## Extract
Python to Store Emails in CSV with Full Source Code For Beginners

  • This project contains a simple script to extract email messages from an IMAP server.
  • The messages are written to a simple four-column CSV file.

Dependencies:

  • This depends on the BeautifulSoup library and lxml for extracting text from HTML messages.

Requirements:

  • beautifulsoup4
  • lxml

Running the script:

  • You will need to have a file credentials.txt with your IMAP server account name and password on separate lines.
  • Gmail – and many other IMAP providers – requires you to create a separate “application password” to allow this code to run, so probably do that first. Then put that password in credentials.txt.
  • Then simply run
python store_emails.py
Code language: CSS (css)

This generates mails.csv in the current directory.

The generated CSV file contains the following fields for each message:

  • Date
  • From (Sender)
  • Subject
  • Message text

Development ideas:

  • This hardcodes the IMAP server for Gmail.com and the "INBOX" folder. Perhaps this should be configured outside of the code for easier customization.

## Work to be completed
In two sentences, what does the email-to-CSV project description above say?

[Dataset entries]
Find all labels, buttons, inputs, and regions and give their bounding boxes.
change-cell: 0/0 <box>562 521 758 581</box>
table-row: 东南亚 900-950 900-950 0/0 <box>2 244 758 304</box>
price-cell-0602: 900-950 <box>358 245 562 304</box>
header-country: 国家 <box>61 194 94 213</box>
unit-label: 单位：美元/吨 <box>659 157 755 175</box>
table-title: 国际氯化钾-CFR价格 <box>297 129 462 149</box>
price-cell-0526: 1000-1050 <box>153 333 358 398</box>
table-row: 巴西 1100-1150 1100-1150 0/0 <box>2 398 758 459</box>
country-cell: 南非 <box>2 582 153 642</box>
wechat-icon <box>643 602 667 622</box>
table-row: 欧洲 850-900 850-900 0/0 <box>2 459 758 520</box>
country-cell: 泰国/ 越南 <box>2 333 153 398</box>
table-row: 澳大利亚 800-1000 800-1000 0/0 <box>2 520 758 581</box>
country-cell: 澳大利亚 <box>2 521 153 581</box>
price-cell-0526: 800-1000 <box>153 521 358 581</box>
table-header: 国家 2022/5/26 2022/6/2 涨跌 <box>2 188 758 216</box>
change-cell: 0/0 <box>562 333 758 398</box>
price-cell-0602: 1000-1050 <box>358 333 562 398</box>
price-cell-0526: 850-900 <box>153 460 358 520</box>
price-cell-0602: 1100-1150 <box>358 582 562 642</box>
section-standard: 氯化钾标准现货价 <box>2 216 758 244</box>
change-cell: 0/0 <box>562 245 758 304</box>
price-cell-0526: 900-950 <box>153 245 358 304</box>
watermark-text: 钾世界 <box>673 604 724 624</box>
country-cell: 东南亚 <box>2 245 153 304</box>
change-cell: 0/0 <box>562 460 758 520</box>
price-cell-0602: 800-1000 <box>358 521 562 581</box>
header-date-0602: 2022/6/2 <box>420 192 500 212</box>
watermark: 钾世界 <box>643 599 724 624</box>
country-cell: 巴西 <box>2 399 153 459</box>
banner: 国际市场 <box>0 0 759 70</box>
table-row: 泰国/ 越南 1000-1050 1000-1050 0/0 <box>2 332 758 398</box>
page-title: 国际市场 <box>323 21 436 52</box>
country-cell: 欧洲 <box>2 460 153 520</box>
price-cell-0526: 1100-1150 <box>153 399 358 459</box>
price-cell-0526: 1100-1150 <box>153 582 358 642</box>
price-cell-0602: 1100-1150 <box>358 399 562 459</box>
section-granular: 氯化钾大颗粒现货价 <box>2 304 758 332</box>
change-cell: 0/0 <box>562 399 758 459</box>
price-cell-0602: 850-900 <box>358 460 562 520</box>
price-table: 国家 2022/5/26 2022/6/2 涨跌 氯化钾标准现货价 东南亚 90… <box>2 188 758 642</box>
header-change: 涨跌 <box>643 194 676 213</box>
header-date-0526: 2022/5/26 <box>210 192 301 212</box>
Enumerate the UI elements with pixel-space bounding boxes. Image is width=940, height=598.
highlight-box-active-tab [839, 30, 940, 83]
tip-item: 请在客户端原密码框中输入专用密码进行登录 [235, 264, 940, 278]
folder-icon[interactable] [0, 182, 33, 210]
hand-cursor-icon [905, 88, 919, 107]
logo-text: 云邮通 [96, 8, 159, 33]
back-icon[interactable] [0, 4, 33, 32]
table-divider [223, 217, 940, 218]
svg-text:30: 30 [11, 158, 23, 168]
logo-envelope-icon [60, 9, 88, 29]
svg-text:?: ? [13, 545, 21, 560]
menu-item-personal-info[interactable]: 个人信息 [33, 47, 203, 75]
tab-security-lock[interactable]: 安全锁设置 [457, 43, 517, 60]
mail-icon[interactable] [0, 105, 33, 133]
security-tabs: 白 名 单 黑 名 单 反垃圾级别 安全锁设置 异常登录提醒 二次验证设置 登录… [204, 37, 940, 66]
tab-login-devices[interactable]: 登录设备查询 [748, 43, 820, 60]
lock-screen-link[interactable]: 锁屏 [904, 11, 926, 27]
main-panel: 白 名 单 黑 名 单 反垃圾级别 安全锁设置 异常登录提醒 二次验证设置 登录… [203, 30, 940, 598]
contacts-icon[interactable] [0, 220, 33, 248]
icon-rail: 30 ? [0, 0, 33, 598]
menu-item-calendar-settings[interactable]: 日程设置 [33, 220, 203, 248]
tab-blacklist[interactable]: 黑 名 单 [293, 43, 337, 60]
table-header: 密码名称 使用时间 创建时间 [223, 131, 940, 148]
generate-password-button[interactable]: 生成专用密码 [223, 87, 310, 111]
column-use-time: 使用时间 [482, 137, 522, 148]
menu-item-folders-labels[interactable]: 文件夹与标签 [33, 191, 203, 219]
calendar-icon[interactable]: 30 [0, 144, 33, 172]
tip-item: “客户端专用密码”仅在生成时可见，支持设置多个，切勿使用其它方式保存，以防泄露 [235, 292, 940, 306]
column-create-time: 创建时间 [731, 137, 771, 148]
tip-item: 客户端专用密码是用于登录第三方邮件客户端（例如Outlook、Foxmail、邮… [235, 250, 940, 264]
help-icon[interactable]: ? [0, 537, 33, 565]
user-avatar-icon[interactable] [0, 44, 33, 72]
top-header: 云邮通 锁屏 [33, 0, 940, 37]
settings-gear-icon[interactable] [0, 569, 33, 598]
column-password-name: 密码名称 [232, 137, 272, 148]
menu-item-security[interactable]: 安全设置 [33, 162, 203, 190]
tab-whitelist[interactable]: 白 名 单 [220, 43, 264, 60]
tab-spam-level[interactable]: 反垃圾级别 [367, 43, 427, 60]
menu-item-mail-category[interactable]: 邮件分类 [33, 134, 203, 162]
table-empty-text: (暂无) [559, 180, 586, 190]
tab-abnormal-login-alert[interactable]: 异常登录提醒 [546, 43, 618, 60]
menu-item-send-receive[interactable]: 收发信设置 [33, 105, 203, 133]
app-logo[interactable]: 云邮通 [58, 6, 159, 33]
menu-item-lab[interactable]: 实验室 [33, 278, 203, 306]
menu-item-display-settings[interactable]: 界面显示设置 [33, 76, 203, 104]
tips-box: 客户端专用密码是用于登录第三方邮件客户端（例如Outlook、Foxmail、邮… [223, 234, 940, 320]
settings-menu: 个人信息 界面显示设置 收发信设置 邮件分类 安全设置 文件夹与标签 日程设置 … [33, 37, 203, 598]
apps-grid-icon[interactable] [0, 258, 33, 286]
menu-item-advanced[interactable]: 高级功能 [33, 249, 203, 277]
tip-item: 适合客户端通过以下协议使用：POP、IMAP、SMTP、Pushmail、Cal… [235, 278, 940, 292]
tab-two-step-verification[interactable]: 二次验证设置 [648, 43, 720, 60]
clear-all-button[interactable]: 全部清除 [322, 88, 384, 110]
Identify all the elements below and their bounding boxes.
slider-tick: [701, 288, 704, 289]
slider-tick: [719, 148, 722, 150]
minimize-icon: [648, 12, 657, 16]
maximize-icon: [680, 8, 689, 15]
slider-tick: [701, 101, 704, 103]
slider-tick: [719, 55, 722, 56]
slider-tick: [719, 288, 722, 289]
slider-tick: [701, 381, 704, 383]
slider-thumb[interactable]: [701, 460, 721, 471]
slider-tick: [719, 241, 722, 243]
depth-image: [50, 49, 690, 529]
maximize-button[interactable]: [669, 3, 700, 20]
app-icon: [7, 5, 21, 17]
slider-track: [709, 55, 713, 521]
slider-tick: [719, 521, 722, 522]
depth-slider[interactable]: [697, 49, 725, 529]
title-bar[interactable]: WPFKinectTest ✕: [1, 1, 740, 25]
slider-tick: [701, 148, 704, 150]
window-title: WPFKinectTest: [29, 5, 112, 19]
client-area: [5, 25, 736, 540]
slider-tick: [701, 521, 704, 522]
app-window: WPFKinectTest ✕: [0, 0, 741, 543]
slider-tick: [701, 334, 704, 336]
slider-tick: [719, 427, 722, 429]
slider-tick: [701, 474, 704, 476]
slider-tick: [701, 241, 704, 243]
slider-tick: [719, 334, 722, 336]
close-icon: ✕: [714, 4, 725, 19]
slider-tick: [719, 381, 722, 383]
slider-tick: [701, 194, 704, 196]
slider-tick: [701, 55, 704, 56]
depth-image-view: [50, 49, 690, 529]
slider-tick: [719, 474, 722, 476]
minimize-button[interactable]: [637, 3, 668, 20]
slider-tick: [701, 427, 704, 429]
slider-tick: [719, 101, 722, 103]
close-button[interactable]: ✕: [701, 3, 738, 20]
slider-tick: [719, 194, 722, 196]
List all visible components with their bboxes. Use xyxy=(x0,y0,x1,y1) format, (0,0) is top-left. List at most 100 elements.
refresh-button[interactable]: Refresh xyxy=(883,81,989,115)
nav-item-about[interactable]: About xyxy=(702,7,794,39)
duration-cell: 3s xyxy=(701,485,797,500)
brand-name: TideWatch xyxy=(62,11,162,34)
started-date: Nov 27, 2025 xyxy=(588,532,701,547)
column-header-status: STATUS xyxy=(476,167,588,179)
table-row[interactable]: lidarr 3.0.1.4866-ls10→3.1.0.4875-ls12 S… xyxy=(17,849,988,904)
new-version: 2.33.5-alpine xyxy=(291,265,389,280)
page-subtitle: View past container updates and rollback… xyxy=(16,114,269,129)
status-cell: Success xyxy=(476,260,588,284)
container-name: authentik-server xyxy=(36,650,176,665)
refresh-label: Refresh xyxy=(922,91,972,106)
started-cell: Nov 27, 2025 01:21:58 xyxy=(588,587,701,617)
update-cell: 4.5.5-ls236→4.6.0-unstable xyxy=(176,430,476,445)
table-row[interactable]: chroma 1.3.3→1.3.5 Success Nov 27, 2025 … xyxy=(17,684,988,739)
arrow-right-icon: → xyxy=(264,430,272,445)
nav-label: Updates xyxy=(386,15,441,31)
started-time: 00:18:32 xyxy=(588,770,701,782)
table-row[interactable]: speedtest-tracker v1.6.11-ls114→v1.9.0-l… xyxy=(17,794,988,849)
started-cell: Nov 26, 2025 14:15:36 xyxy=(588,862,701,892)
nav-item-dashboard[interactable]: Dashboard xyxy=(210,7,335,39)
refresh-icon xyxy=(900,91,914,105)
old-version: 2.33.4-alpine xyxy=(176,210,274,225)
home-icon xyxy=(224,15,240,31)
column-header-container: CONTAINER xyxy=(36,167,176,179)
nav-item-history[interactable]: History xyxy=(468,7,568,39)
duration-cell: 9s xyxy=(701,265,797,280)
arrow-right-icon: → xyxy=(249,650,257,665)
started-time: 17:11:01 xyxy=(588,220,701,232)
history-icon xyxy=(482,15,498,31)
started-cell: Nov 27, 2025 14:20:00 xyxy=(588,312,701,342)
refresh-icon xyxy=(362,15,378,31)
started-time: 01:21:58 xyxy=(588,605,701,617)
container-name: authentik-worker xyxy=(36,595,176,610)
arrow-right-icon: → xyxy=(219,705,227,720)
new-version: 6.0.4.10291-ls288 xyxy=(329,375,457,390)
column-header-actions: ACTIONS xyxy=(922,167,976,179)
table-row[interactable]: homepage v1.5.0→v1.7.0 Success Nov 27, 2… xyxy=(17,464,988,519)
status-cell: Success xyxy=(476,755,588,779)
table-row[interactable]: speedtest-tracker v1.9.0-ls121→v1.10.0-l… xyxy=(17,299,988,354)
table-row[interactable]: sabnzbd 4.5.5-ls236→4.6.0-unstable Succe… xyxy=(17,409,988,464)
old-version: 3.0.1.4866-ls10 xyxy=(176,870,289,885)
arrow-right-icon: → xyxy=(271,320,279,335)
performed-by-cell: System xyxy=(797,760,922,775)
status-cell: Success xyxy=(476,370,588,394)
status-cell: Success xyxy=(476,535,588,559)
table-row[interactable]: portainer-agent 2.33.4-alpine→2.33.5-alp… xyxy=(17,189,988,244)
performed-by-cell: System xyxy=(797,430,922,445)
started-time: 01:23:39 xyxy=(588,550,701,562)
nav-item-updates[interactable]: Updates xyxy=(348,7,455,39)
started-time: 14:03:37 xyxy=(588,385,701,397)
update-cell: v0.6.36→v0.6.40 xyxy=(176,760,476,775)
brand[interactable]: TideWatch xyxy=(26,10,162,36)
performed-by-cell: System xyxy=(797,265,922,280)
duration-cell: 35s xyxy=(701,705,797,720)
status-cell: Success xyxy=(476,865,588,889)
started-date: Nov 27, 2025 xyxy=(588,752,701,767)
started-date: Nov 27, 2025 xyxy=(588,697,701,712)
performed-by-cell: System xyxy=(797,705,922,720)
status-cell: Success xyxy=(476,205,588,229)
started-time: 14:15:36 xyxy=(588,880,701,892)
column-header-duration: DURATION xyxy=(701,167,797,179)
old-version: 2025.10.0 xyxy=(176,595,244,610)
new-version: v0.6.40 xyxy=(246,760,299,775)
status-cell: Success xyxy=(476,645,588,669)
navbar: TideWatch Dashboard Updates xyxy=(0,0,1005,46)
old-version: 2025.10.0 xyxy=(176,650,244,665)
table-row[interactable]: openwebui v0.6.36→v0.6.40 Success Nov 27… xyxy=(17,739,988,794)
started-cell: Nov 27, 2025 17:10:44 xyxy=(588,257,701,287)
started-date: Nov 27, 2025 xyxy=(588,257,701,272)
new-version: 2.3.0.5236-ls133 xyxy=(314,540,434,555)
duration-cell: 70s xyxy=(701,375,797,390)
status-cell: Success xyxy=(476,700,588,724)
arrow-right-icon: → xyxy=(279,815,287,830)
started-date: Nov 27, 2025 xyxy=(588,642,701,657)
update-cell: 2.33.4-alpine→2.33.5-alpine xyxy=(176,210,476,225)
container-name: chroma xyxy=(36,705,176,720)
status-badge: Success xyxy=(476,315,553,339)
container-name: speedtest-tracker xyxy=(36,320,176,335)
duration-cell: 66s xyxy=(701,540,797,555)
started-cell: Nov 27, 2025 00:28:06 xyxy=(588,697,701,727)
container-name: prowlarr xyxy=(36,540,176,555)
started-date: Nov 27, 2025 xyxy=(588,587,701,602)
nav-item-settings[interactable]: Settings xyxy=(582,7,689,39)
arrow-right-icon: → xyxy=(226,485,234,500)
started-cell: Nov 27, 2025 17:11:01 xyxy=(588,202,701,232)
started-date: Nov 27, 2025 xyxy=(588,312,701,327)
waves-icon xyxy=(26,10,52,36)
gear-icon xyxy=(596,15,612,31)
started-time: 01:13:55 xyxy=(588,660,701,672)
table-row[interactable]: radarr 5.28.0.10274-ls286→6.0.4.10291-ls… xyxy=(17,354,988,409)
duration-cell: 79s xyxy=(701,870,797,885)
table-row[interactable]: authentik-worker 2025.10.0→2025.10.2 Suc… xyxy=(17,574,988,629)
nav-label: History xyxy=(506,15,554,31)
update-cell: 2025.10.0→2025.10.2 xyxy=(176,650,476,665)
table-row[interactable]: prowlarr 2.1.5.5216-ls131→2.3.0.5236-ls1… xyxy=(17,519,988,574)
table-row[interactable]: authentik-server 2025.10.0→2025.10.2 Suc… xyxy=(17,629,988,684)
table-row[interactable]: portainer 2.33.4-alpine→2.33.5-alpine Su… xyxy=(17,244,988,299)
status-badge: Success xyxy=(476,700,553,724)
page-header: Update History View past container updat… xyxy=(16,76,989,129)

## Exercise output
The project is a simple script that extracts email messages from an IMAP server and writes them to mails.csv, a four-column CSV file with each message's date, sender, subject and text. It depends on BeautifulSoup and lxml, needs a credentials.txt file holding the IMAP account name and password on separate lines (Gmail and many other providers require a separate application password), and currently hardcodes the Gmail server and the "INBOX" folder.